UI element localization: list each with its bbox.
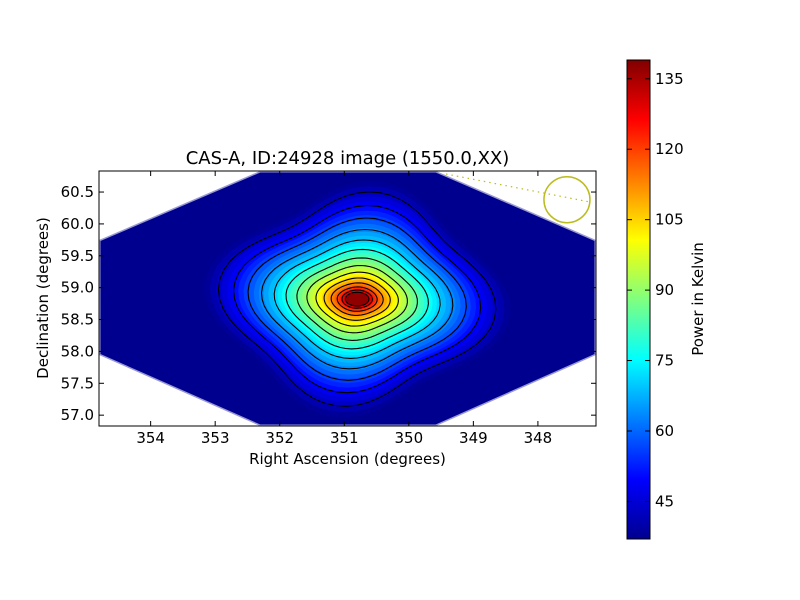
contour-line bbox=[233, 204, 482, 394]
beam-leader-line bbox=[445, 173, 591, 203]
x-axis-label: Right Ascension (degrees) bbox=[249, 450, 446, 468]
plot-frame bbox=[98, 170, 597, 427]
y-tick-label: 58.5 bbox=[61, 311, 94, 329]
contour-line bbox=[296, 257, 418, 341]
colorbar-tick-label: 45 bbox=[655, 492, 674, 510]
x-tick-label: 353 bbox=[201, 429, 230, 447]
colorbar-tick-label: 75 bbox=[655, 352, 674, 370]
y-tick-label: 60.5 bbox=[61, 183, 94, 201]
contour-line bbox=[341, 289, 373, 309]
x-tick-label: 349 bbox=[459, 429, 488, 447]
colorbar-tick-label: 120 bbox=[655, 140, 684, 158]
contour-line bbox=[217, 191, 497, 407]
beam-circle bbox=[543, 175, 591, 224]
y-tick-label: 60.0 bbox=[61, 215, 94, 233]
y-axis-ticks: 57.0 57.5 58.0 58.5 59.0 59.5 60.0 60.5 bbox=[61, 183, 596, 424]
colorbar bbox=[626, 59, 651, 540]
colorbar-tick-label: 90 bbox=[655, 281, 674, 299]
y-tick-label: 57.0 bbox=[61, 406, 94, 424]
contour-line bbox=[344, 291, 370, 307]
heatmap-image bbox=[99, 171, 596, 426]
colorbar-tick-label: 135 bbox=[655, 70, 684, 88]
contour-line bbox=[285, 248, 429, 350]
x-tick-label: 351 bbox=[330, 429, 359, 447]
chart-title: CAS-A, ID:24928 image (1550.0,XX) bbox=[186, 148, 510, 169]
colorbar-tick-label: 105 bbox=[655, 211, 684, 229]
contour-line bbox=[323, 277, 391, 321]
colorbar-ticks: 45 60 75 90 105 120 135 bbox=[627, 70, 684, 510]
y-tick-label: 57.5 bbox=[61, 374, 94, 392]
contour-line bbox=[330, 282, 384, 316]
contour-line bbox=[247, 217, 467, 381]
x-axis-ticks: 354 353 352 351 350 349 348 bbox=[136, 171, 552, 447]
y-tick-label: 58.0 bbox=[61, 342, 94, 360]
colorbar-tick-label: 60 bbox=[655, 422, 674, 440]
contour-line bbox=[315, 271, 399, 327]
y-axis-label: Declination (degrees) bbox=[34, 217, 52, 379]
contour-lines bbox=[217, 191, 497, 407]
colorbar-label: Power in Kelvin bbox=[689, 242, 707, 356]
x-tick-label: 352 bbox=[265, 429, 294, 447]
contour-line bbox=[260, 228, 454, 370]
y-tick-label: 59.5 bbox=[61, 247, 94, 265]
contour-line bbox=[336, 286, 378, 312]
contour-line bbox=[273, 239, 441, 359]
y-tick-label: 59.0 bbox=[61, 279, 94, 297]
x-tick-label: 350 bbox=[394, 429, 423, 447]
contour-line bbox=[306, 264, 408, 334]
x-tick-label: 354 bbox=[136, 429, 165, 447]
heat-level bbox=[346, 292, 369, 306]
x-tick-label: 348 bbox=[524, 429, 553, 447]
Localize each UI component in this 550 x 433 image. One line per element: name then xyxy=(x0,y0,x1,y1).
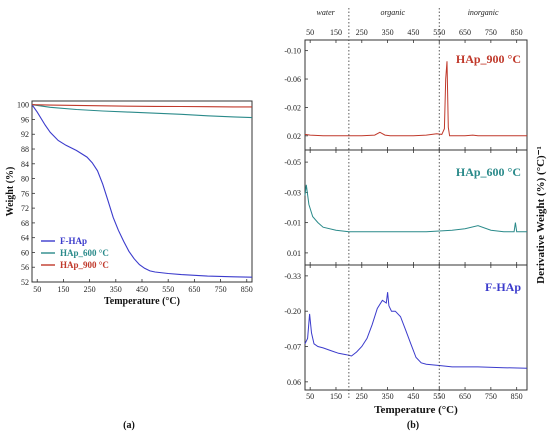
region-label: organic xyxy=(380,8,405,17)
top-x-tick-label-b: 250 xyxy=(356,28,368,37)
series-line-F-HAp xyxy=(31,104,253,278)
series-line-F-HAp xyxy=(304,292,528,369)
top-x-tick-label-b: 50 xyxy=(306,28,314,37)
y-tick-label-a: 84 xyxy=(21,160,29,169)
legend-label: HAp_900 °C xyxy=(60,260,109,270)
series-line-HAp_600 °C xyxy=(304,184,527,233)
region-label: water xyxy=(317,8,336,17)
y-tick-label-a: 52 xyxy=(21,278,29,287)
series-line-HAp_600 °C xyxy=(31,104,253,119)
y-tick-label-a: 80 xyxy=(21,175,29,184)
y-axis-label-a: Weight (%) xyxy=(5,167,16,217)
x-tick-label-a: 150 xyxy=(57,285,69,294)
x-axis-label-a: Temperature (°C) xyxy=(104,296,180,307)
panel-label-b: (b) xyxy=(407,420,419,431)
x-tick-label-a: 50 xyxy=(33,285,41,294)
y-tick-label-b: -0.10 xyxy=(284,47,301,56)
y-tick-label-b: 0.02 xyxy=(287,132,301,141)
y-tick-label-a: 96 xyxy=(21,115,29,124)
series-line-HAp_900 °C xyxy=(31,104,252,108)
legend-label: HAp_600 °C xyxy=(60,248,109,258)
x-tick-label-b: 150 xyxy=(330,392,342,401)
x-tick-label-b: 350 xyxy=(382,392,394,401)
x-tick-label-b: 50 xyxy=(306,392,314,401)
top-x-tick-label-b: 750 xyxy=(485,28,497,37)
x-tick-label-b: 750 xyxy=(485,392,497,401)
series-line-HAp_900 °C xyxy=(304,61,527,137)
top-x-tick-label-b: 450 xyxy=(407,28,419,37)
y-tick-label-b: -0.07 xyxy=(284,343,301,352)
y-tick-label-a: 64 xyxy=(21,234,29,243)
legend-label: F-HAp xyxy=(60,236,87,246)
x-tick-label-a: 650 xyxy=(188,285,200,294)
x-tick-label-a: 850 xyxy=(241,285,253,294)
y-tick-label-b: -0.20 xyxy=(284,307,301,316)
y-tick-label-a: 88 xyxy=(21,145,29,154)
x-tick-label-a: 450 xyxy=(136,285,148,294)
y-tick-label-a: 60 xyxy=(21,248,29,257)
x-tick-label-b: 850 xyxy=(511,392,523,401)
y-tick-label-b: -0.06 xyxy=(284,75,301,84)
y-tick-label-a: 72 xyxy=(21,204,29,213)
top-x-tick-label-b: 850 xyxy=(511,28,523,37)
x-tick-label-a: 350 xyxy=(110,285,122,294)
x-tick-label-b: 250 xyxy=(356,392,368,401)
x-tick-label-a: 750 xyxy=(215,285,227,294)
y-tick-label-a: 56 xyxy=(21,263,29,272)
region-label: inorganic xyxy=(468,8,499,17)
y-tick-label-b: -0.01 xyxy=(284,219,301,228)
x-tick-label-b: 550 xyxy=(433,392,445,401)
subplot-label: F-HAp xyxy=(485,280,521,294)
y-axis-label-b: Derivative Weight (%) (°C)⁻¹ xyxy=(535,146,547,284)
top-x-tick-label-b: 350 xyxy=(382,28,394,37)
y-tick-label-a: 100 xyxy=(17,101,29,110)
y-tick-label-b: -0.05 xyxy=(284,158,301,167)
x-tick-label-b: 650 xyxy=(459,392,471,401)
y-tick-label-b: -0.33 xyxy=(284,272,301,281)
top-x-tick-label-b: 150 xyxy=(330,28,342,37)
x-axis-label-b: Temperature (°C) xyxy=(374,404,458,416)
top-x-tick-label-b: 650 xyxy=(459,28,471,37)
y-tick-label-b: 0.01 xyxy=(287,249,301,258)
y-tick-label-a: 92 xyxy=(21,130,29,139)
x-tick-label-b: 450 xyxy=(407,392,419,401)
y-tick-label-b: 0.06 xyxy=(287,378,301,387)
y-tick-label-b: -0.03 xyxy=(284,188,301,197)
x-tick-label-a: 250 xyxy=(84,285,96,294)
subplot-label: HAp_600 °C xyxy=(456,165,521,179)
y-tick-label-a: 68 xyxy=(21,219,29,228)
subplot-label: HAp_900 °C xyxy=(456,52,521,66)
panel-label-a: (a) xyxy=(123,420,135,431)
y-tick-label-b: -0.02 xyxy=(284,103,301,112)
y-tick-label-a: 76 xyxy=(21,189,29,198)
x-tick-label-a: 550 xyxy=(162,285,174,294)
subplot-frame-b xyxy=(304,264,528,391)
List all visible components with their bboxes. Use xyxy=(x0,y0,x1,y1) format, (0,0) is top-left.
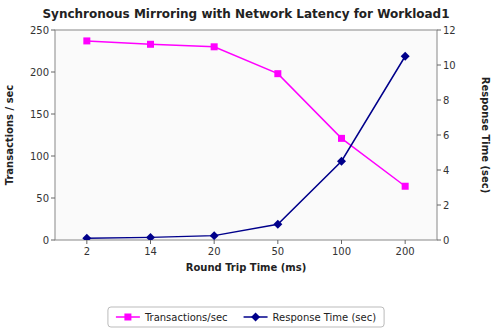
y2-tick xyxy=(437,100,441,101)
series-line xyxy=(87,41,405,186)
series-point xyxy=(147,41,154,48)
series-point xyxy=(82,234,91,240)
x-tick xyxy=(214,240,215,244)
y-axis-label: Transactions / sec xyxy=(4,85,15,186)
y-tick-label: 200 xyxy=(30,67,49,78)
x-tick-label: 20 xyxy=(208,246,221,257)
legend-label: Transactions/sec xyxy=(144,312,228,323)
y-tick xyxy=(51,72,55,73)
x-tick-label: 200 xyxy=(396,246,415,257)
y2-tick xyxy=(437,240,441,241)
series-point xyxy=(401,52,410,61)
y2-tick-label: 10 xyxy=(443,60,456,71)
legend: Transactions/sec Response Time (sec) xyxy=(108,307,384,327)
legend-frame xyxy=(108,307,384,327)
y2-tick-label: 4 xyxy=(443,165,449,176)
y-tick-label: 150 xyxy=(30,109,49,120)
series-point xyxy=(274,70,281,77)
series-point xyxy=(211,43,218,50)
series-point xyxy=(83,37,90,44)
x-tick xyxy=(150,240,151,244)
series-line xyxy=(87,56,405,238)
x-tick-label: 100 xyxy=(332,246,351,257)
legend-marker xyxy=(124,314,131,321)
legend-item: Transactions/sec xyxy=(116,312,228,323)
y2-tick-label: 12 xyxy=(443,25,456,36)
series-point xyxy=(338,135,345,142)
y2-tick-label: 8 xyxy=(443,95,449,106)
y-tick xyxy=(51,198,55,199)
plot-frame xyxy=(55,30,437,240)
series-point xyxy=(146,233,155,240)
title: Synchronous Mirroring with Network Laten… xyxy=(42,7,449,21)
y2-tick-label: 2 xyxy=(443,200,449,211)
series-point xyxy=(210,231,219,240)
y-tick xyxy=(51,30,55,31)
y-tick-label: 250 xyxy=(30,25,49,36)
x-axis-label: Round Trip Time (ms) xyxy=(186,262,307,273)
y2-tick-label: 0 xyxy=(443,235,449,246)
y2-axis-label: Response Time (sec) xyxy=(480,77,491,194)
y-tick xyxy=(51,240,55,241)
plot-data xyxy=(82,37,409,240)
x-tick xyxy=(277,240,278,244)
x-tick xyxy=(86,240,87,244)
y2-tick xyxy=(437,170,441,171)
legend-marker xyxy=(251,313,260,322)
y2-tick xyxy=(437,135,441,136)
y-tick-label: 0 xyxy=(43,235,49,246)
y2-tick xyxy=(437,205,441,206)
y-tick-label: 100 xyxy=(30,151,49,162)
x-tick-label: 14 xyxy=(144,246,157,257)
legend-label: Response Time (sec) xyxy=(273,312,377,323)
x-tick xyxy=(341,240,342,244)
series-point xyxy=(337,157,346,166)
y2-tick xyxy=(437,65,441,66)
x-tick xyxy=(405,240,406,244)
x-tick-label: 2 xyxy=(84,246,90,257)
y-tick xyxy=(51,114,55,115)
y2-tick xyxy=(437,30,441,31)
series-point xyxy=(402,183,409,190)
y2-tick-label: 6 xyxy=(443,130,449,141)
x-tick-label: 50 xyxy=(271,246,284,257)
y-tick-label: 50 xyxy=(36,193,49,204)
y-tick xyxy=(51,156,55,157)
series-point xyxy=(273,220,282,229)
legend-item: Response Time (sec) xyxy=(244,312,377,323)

What you should do — Could you update the lines starting at the one containing "y2-tick xyxy=(437,100,441,101)" and ending at the one containing "series-point xyxy=(338,135,345,142)", replacing "series-point" with "data-marker" and writing those lines out again with nothing else changed?

Answer to the problem —
y2-tick xyxy=(437,100,441,101)
series-line xyxy=(87,41,405,186)
data-marker xyxy=(147,41,154,48)
data-marker xyxy=(82,234,91,240)
x-tick xyxy=(214,240,215,244)
y-axis-label: Transactions / sec xyxy=(4,85,15,186)
y-tick-label: 200 xyxy=(30,67,49,78)
x-tick-label: 20 xyxy=(208,246,221,257)
legend-label: Transactions/sec xyxy=(144,312,228,323)
y-tick xyxy=(51,72,55,73)
x-tick-label: 200 xyxy=(396,246,415,257)
y2-tick xyxy=(437,240,441,241)
data-marker xyxy=(401,52,410,61)
y2-tick-label: 10 xyxy=(443,60,456,71)
legend: Transactions/sec Response Time (sec) xyxy=(108,307,384,327)
legend-frame xyxy=(108,307,384,327)
y2-tick-label: 4 xyxy=(443,165,449,176)
y-tick-label: 150 xyxy=(30,109,49,120)
data-marker xyxy=(274,70,281,77)
data-marker xyxy=(211,43,218,50)
data-marker xyxy=(83,37,90,44)
x-tick xyxy=(150,240,151,244)
series-line xyxy=(87,56,405,238)
x-tick-label: 100 xyxy=(332,246,351,257)
legend-marker xyxy=(124,314,131,321)
legend-item: Transactions/sec xyxy=(116,312,228,323)
y2-tick-label: 12 xyxy=(443,25,456,36)
data-marker xyxy=(338,135,345,142)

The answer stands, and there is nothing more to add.